** BEGIN Task input **

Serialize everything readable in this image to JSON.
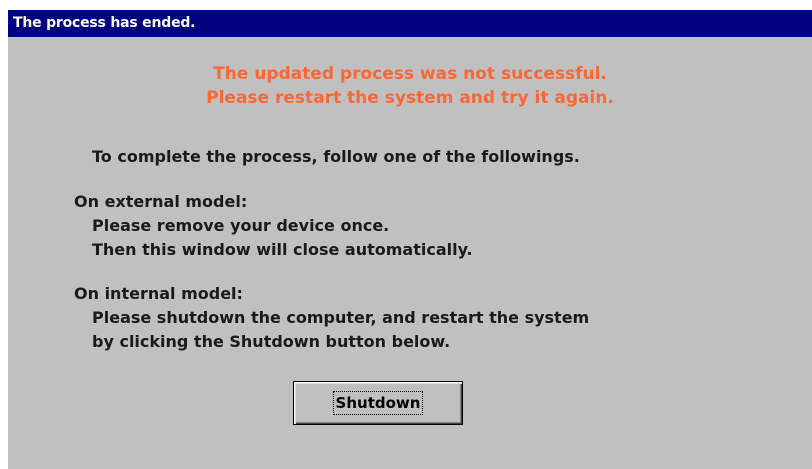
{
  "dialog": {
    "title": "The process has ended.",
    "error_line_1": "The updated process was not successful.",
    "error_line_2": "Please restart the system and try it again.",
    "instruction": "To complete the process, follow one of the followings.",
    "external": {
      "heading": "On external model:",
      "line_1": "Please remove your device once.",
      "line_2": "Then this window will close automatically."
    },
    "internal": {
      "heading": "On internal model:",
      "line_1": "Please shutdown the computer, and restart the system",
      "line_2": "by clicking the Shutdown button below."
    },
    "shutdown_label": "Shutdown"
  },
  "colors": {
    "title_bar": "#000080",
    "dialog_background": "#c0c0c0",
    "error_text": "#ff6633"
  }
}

** END Task input **
** BEGIN Task input **

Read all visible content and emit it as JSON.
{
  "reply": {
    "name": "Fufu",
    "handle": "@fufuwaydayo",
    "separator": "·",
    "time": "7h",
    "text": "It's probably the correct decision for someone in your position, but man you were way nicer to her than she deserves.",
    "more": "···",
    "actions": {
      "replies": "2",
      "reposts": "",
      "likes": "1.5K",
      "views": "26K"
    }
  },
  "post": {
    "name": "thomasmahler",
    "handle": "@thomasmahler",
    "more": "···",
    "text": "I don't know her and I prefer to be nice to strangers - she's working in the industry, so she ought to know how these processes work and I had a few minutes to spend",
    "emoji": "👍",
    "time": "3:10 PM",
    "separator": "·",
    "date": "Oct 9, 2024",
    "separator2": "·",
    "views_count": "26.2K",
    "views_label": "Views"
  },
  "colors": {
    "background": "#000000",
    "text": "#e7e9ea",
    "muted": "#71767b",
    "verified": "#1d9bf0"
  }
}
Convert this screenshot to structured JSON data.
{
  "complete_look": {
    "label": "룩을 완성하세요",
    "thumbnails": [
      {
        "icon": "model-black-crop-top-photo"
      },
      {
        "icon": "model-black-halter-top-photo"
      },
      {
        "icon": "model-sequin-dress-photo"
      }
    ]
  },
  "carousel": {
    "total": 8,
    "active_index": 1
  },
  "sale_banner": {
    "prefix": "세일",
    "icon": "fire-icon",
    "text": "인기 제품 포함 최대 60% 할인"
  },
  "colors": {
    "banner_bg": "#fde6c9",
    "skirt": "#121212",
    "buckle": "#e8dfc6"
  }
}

** END Task input **

• _Job_
Collect the lines that hold "external".

• _Exercise response_
    "external": {
      "heading": "On external model:",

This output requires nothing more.